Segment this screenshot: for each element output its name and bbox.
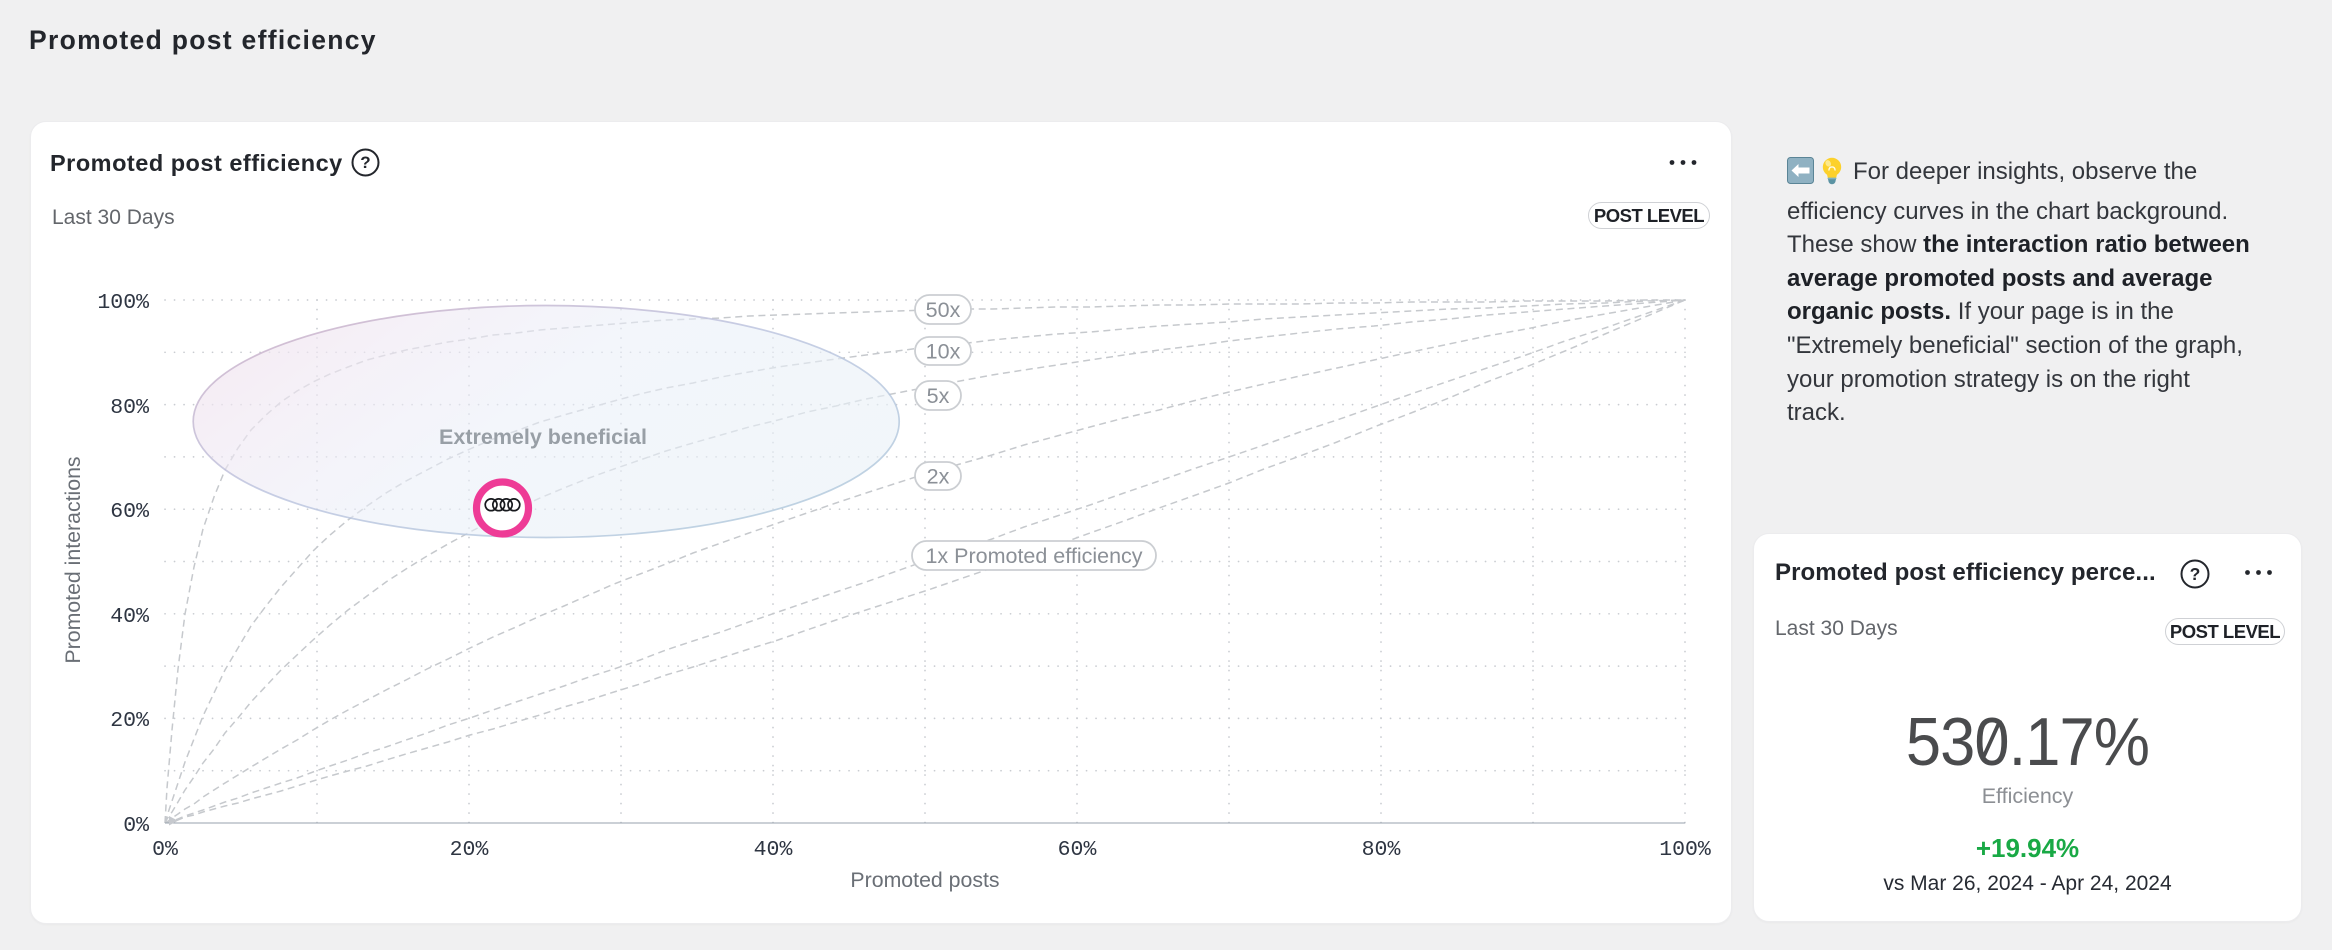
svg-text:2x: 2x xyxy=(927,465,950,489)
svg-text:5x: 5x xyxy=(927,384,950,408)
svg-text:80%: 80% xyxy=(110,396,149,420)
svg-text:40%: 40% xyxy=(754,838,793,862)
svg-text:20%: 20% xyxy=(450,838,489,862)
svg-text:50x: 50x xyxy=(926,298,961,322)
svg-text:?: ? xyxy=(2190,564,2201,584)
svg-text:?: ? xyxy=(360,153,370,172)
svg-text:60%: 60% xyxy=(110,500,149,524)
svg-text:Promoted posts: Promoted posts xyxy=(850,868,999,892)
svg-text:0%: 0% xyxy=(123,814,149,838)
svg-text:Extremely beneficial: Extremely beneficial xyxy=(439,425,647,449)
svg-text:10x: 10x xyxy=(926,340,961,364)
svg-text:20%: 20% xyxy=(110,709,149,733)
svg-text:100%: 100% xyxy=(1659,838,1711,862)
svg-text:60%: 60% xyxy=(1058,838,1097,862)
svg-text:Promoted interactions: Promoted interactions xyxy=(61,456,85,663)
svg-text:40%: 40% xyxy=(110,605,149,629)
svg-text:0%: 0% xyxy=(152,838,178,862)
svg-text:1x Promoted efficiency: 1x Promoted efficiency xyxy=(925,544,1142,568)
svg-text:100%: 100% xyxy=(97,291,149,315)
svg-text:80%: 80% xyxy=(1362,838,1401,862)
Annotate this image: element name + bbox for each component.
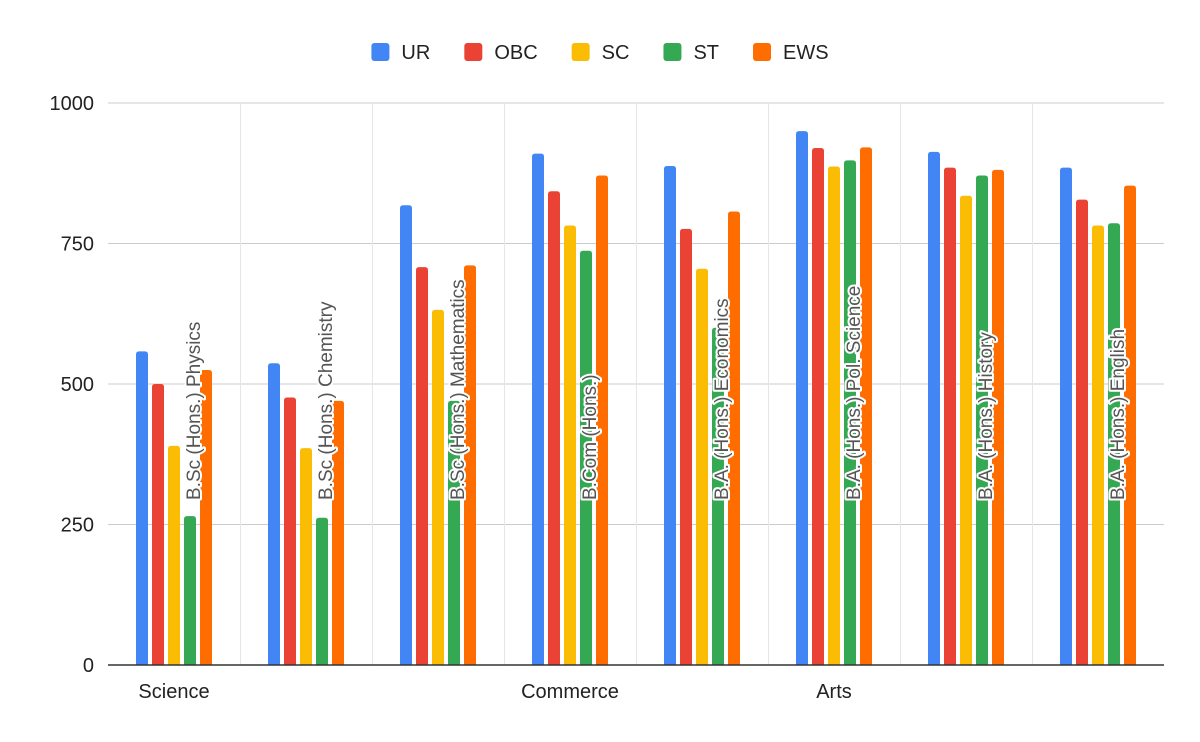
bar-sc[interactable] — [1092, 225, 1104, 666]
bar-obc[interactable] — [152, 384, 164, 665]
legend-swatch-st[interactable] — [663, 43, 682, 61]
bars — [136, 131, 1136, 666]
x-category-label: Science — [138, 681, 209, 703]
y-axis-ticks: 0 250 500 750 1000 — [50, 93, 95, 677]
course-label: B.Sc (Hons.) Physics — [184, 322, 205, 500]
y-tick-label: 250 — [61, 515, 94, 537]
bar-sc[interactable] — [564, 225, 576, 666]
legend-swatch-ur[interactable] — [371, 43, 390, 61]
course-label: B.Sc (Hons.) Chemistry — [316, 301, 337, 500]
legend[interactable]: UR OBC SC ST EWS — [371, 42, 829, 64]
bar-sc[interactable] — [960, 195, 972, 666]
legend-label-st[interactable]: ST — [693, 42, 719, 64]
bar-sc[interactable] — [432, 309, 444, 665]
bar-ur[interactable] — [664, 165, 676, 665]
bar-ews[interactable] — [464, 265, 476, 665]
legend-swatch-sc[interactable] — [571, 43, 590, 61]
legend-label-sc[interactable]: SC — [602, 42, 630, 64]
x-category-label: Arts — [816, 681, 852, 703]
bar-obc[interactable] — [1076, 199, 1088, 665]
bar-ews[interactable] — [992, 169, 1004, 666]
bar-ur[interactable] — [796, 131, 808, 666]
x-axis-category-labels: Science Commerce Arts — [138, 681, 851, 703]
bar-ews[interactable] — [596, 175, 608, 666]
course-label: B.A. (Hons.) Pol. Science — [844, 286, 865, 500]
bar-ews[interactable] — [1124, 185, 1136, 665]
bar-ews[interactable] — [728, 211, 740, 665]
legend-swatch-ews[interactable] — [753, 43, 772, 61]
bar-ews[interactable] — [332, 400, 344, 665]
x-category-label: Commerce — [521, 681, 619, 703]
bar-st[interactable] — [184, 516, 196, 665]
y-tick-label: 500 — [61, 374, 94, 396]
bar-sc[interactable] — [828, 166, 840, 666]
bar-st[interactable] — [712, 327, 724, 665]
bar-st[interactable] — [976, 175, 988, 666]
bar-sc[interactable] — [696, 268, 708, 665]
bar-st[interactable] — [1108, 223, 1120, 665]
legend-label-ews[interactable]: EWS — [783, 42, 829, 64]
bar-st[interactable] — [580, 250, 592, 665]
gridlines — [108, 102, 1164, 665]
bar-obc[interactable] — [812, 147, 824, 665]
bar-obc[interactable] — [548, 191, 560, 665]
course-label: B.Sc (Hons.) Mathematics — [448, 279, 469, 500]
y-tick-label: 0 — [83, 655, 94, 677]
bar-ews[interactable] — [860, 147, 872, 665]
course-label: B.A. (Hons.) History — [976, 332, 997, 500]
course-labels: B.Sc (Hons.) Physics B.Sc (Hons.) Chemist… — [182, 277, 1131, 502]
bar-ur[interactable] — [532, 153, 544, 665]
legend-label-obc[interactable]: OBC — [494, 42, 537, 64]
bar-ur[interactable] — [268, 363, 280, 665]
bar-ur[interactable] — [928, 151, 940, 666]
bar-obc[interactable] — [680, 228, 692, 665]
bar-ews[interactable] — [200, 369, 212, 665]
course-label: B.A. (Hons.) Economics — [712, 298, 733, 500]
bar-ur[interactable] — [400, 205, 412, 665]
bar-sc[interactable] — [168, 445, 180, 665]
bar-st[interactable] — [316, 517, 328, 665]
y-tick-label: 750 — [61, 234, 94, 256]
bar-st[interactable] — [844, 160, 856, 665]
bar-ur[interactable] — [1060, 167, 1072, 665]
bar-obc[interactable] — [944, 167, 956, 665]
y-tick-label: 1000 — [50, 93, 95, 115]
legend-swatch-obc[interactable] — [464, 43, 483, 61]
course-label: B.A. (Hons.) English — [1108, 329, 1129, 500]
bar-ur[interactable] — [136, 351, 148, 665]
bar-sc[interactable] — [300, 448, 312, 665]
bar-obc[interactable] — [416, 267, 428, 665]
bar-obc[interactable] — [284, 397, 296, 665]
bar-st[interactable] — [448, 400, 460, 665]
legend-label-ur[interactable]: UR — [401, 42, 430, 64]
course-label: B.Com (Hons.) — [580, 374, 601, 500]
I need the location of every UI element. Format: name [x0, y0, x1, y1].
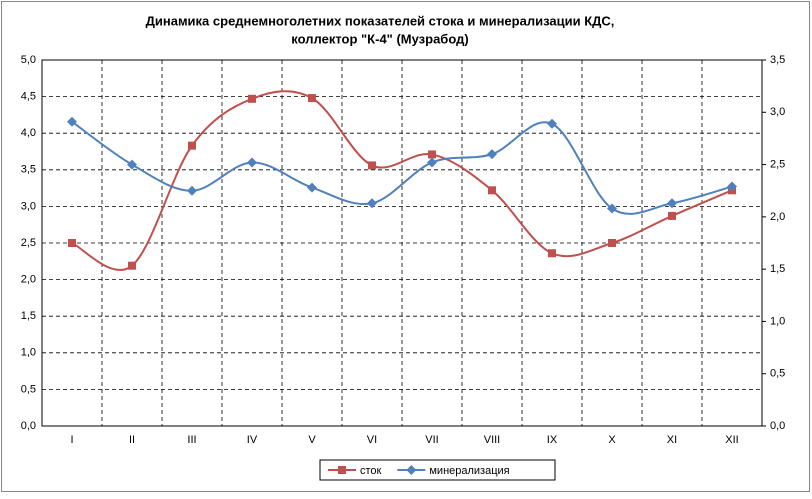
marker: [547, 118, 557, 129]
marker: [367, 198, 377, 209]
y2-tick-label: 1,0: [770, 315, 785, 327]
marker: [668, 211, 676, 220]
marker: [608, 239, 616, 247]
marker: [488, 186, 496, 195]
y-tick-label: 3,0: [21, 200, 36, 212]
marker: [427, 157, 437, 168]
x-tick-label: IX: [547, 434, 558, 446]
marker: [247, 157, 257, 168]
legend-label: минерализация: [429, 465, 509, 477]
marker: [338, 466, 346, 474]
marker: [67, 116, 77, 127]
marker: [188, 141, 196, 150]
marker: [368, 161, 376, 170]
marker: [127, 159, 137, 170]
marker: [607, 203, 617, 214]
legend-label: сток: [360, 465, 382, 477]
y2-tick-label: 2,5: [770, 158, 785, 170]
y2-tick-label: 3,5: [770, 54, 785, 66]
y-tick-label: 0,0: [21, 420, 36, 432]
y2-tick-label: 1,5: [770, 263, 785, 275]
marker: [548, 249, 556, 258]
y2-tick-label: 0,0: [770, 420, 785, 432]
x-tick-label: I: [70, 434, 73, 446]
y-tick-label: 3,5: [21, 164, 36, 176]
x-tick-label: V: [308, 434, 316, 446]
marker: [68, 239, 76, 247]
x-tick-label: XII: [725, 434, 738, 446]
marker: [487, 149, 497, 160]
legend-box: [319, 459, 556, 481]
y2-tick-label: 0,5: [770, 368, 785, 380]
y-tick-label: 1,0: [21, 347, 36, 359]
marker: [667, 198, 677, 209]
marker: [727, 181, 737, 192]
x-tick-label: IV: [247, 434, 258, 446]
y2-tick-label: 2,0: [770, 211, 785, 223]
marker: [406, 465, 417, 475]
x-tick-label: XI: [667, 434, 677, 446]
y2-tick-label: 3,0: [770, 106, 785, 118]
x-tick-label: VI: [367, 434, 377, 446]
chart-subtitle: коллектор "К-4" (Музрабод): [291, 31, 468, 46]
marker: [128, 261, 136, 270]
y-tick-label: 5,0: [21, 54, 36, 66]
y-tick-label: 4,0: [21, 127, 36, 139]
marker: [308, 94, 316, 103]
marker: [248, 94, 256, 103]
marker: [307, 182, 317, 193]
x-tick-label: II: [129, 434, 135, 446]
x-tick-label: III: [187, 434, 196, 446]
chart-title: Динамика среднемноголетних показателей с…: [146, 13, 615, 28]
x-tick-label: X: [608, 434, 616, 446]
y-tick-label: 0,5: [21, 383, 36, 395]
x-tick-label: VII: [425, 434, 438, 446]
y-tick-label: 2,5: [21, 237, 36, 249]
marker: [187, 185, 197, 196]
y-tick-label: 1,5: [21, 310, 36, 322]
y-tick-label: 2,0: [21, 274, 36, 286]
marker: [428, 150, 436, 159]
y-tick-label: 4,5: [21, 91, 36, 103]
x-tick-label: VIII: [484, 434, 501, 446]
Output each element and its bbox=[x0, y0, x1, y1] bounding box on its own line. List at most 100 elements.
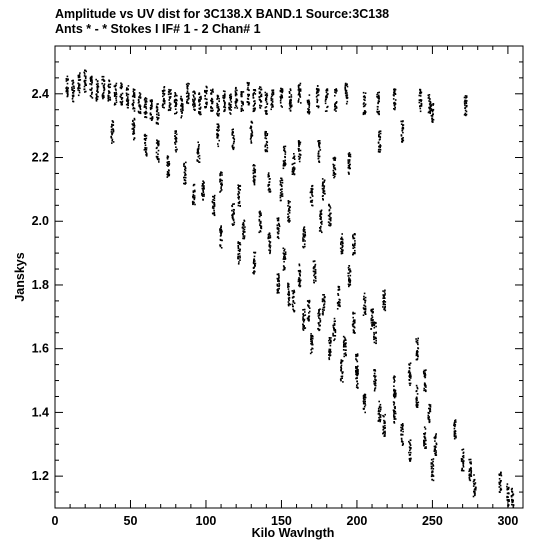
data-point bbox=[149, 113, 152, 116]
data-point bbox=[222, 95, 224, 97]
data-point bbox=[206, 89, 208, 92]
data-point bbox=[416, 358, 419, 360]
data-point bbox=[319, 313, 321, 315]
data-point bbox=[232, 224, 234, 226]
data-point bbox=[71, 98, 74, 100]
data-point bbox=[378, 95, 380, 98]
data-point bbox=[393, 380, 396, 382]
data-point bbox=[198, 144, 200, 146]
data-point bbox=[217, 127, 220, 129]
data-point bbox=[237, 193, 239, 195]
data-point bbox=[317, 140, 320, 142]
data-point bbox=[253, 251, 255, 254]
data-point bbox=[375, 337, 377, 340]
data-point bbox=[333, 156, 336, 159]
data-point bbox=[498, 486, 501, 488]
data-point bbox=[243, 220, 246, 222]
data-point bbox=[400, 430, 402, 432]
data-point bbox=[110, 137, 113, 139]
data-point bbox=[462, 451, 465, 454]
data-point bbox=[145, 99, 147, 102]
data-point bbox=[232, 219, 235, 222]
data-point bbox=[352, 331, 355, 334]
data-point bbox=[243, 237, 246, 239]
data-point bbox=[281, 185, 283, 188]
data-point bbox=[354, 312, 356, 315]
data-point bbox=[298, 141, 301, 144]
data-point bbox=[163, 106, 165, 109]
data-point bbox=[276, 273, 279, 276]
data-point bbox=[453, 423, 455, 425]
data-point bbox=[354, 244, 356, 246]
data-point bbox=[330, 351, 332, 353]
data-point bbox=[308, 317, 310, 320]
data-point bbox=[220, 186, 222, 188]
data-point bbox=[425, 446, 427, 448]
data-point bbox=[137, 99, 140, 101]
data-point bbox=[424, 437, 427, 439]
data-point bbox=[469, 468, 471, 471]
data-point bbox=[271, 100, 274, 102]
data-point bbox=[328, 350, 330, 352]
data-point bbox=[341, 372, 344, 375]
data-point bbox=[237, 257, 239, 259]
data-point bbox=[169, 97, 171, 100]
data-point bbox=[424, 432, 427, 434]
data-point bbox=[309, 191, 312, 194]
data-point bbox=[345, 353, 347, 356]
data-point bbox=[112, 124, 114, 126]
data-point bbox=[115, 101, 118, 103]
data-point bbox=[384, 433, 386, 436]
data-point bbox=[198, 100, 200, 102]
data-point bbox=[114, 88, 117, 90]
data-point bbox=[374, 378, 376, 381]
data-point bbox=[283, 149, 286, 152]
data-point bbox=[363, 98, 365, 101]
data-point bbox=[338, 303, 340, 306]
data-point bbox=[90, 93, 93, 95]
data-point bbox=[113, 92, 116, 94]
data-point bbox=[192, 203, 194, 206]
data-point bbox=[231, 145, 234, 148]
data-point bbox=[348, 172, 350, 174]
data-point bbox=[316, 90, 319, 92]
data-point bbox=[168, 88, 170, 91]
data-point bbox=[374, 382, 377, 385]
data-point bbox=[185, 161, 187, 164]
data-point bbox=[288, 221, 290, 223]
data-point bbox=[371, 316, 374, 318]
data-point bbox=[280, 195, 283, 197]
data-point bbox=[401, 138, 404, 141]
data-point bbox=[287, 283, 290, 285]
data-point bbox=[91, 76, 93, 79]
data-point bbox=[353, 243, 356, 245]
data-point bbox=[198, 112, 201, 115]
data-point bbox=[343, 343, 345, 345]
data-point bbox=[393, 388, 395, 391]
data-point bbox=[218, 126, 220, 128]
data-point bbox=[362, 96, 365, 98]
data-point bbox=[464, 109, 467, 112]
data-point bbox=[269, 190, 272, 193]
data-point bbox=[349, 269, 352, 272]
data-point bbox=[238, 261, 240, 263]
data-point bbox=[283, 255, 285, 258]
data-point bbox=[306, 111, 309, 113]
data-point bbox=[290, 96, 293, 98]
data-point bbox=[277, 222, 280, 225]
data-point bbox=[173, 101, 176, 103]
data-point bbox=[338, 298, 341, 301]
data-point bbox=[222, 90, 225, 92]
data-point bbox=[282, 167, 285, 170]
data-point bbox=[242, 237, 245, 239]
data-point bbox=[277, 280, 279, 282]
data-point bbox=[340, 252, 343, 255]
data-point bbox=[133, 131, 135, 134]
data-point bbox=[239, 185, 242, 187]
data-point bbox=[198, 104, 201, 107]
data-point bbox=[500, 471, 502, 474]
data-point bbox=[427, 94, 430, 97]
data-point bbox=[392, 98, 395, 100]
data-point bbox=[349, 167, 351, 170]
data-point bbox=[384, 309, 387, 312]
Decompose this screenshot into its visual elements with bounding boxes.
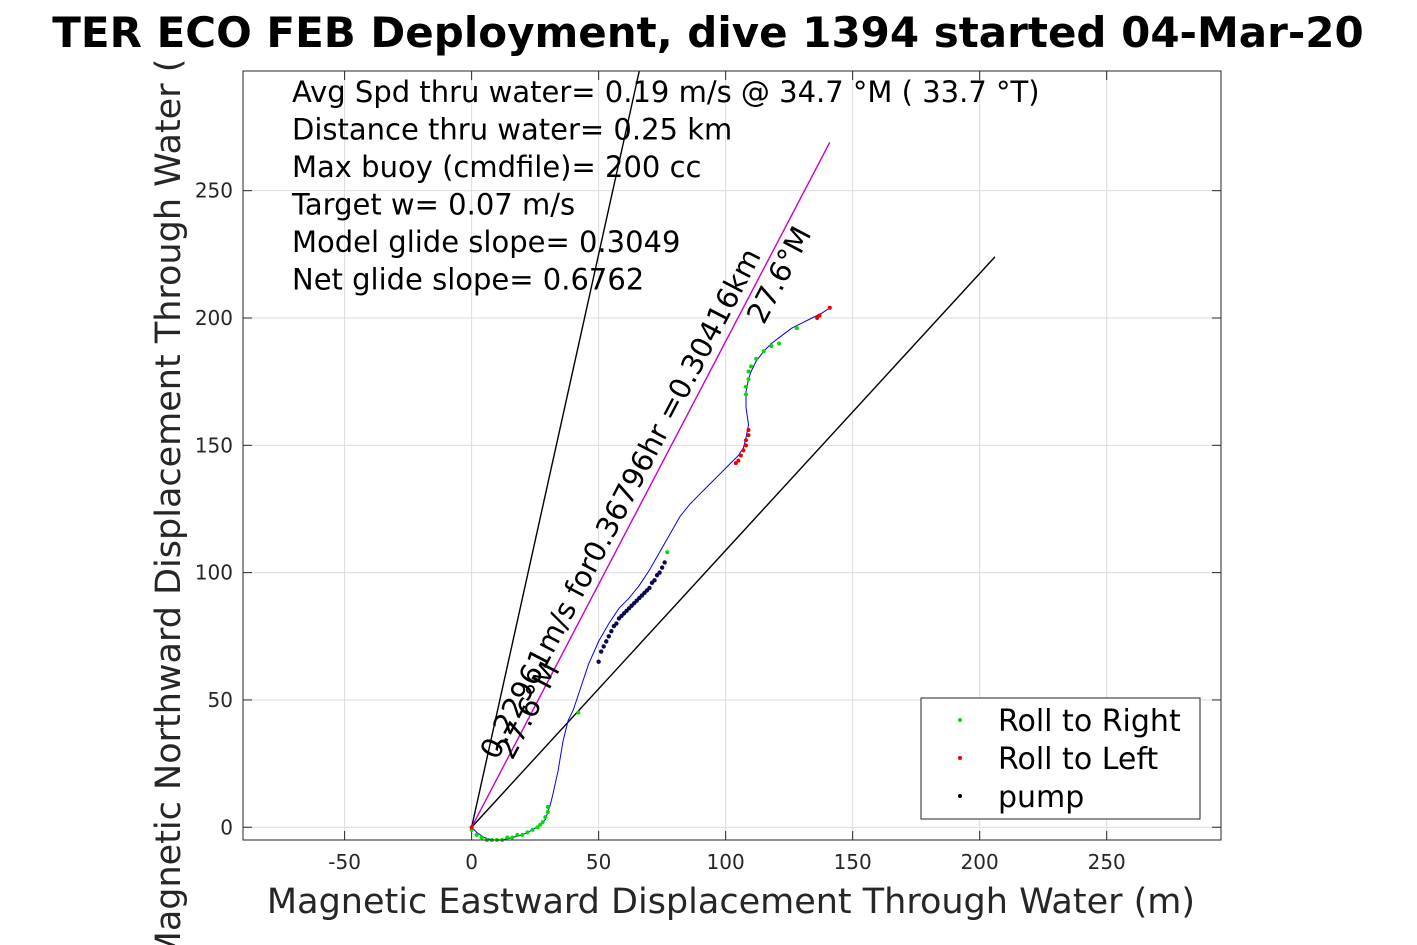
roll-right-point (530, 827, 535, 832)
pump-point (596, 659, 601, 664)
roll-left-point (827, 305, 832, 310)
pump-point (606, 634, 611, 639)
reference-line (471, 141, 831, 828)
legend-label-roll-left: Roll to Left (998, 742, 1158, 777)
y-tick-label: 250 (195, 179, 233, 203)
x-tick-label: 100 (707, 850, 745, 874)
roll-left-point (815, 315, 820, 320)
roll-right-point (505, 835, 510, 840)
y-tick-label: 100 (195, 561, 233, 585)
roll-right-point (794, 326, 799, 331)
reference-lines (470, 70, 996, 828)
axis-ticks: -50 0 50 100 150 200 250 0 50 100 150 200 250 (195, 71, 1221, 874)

Exercise goal
Print the lines of the records exactly as they appear, starting at the line containing "data-point bbox=[149, 113, 152, 116]" and ending at the line containing "data-point bbox=[309, 191, 312, 194]".

Complete answer
data-point bbox=[149, 113, 152, 116]
data-point bbox=[222, 95, 224, 97]
data-point bbox=[206, 89, 208, 92]
data-point bbox=[416, 358, 419, 360]
data-point bbox=[319, 313, 321, 315]
data-point bbox=[232, 224, 234, 226]
data-point bbox=[71, 98, 74, 100]
data-point bbox=[378, 95, 380, 98]
data-point bbox=[393, 380, 396, 382]
data-point bbox=[198, 144, 200, 146]
data-point bbox=[217, 127, 220, 129]
data-point bbox=[237, 193, 239, 195]
data-point bbox=[317, 140, 320, 142]
data-point bbox=[253, 251, 255, 254]
data-point bbox=[375, 337, 377, 340]
data-point bbox=[333, 156, 336, 159]
data-point bbox=[498, 486, 501, 488]
data-point bbox=[243, 220, 246, 222]
data-point bbox=[400, 430, 402, 432]
data-point bbox=[110, 137, 113, 139]
data-point bbox=[462, 451, 465, 454]
data-point bbox=[145, 99, 147, 102]
data-point bbox=[232, 219, 235, 222]
data-point bbox=[352, 331, 355, 334]
data-point bbox=[243, 237, 246, 239]
data-point bbox=[281, 185, 283, 188]
data-point bbox=[354, 312, 356, 315]
data-point bbox=[298, 141, 301, 144]
data-point bbox=[163, 106, 165, 109]
data-point bbox=[276, 273, 279, 276]
data-point bbox=[453, 423, 455, 425]
data-point bbox=[354, 244, 356, 246]
data-point bbox=[330, 351, 332, 353]
data-point bbox=[308, 317, 310, 320]
data-point bbox=[220, 186, 222, 188]
data-point bbox=[425, 446, 427, 448]
data-point bbox=[137, 99, 140, 101]
data-point bbox=[424, 437, 427, 439]
data-point bbox=[469, 468, 471, 471]
data-point bbox=[271, 100, 274, 102]
data-point bbox=[328, 350, 330, 352]
data-point bbox=[341, 372, 344, 375]
data-point bbox=[237, 257, 239, 259]
data-point bbox=[169, 97, 171, 100]
data-point bbox=[424, 432, 427, 434]
data-point bbox=[309, 191, 312, 194]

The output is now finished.